- _Data extracted from a collection_
================

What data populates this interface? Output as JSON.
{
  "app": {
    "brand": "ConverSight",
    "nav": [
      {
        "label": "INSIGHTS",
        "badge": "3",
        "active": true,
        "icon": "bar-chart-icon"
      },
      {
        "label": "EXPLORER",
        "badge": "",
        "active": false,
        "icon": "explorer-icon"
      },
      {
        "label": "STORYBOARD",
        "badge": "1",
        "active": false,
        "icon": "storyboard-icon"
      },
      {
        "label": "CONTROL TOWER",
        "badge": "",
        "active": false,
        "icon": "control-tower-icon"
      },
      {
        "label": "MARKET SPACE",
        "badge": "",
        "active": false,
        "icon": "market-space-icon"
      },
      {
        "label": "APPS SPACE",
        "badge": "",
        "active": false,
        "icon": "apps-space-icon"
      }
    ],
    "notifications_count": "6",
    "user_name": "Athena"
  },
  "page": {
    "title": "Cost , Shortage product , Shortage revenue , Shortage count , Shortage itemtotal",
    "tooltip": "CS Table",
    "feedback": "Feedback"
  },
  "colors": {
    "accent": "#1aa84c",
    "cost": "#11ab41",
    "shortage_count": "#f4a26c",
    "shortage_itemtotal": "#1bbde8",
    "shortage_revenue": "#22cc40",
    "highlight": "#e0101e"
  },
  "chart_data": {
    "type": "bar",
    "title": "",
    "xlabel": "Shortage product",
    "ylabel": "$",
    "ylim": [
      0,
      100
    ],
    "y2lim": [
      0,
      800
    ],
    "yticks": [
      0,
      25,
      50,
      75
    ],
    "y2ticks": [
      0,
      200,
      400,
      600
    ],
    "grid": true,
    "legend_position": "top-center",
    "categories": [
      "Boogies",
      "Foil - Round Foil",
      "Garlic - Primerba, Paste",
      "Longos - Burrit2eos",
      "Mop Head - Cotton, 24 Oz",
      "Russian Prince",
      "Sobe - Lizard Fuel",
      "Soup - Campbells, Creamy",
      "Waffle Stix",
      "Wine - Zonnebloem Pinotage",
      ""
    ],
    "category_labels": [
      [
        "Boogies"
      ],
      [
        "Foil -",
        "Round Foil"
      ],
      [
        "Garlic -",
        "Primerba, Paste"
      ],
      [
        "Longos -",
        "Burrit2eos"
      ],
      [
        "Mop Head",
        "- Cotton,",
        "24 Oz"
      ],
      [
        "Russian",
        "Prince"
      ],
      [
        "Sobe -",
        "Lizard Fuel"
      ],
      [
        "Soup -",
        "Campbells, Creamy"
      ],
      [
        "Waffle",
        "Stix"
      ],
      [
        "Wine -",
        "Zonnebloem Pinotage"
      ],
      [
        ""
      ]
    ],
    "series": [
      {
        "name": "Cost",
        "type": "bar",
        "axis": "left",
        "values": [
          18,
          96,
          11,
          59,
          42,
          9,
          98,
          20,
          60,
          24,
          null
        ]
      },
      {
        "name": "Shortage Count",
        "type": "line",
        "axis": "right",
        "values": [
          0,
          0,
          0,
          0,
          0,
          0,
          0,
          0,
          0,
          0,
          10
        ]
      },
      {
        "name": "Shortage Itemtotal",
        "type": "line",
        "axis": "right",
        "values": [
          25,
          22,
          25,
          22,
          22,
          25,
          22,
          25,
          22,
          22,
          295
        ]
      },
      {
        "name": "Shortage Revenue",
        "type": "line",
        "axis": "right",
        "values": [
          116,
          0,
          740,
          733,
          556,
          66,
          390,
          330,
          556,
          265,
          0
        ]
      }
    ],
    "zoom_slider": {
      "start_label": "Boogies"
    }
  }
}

================

- _Directions for this task_
Please output the entries above, every line exactly as it reads.

- _Result of the exercise_
What data populates this interface? Output as JSON.
{
  "app": {
    "brand": "ConverSight",
    "nav": [
      {
        "label": "INSIGHTS",
        "badge": "3",
        "active": true,
        "icon": "bar-chart-icon"
      },
      {
        "label": "EXPLORER",
        "badge": "",
        "active": false,
        "icon": "explorer-icon"
      },
      {
        "label": "STORYBOARD",
        "badge": "1",
        "active": false,
        "icon": "storyboard-icon"
      },
      {
        "label": "CONTROL TOWER",
        "badge": "",
        "active": false,
        "icon": "control-tower-icon"
      },
      {
        "label": "MARKET SPACE",
        "badge": "",
        "active": false,
        "icon": "market-space-icon"
      },
      {
        "label": "APPS SPACE",
        "badge": "",
        "active": false,
        "icon": "apps-space-icon"
      }
    ],
    "notifications_count": "6",
    "user_name": "Athena"
  },
  "page": {
    "title": "Cost , Shortage product , Shortage revenue , Shortage count , Shortage itemtotal",
    "tooltip": "CS Table",
    "feedback": "Feedback"
  },
  "colors": {
    "accent": "#1aa84c",
    "cost": "#11ab41",
    "shortage_count": "#f4a26c",
    "shortage_itemtotal": "#1bbde8",
    "shortage_revenue": "#22cc40",
    "highlight": "#e0101e"
  },
  "chart_data": {
    "type": "bar",
    "title": "",
    "xlabel": "Shortage product",
    "ylabel": "$",
    "ylim": [
      0,
      100
    ],
    "y2lim": [
      0,
      800
    ],
    "yticks": [
      0,
      25,
      50,
      75
    ],
    "y2ticks": [
      0,
      200,
      400,
      600
    ],
    "grid": true,
    "legend_position": "top-center",
    "categories": [
      "Boogies",
      "Foil - Round Foil",
      "Garlic - Primerba, Paste",
      "Longos - Burrit2eos",
      "Mop Head - Cotton, 24 Oz",
      "Russian Prince",
      "Sobe - Lizard Fuel",
      "Soup - Campbells, Creamy",
      "Waffle Stix",
      "Wine - Zonnebloem Pinotage",
      ""
    ],
    "category_labels": [
      [
        "Boogies"
      ],
      [
        "Foil -",
        "Round Foil"
      ],
      [
        "Garlic -",
        "Primerba, Paste"
      ],
      [
        "Longos -",
        "Burrit2eos"
      ],
      [
        "Mop Head",
        "- Cotton,",
        "24 Oz"
      ],
      [
        "Russian",
        "Prince"
      ],
      [
        "Sobe -",
        "Lizard Fuel"
      ],
      [
        "Soup -",
        "Campbells, Creamy"
      ],
      [
        "Waffle",
        "Stix"
      ],
      [
        "Wine -",
        "Zonnebloem Pinotage"
      ],
      [
        ""
      ]
    ],
    "series": [
      {
        "name": "Cost",
        "type": "bar",
        "axis": "left",
        "values": [
          18,
          96,
          11,
          59,
          42,
          9,
          98,
          20,
          60,
          24,
          null
        ]
      },
      {
        "name": "Shortage Count",
        "type": "line",
        "axis": "right",
        "values": [
          0,
          0,
          0,
          0,
          0,
          0,
          0,
          0,
          0,
          0,
          10
        ]
      },
      {
        "name": "Shortage Itemtotal",
        "type": "line",
        "axis": "right",
        "values": [
          25,
          22,
          25,
          22,
          22,
          25,
          22,
          25,
          22,
          22,
          295
        ]
      },
      {
        "name": "Shortage Revenue",
        "type": "line",
        "axis": "right",
        "values": [
          116,
          0,
          740,
          733,
          556,
          66,
          390,
          330,
          556,
          265,
          0
        ]
      }
    ],
    "zoom_slider": {
      "start_label": "Boogies"
    }
  }
}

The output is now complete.